Stored data
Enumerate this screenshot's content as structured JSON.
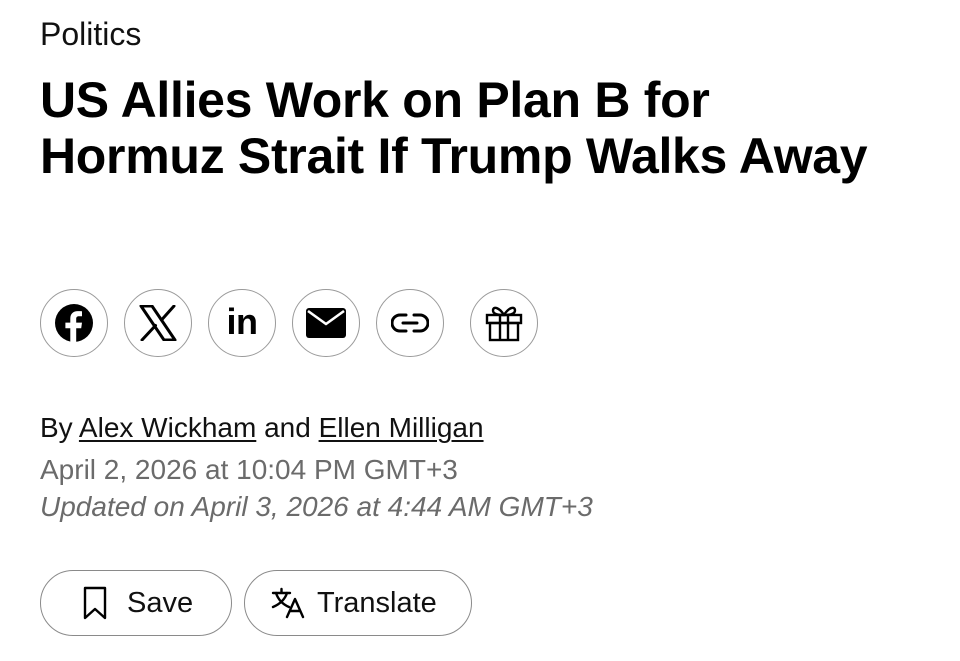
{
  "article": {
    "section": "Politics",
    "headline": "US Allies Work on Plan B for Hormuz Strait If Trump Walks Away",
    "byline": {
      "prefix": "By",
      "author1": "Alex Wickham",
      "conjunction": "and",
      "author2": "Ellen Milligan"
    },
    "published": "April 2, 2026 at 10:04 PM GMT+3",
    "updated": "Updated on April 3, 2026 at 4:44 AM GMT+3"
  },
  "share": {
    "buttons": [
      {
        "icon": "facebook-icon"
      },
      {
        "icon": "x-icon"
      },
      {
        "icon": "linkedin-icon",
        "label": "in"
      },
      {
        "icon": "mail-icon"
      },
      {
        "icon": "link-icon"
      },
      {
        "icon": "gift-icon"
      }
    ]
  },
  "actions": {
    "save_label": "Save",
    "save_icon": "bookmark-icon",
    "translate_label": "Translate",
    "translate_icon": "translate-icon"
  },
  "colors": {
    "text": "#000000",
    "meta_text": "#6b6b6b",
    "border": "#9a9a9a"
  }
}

#### What is being asked:
All of the material above needs to be restated exactly, with no pictures.

#### Exercise answer:
Enumerate this screenshot's content as structured JSON.
{
  "article": {
    "section": "Politics",
    "headline": "US Allies Work on Plan B for Hormuz Strait If Trump Walks Away",
    "byline": {
      "prefix": "By",
      "author1": "Alex Wickham",
      "conjunction": "and",
      "author2": "Ellen Milligan"
    },
    "published": "April 2, 2026 at 10:04 PM GMT+3",
    "updated": "Updated on April 3, 2026 at 4:44 AM GMT+3"
  },
  "share": {
    "buttons": [
      {
        "icon": "facebook-icon"
      },
      {
        "icon": "x-icon"
      },
      {
        "icon": "linkedin-icon",
        "label": "in"
      },
      {
        "icon": "mail-icon"
      },
      {
        "icon": "link-icon"
      },
      {
        "icon": "gift-icon"
      }
    ]
  },
  "actions": {
    "save_label": "Save",
    "save_icon": "bookmark-icon",
    "translate_label": "Translate",
    "translate_icon": "translate-icon"
  },
  "colors": {
    "text": "#000000",
    "meta_text": "#6b6b6b",
    "border": "#9a9a9a"
  }
}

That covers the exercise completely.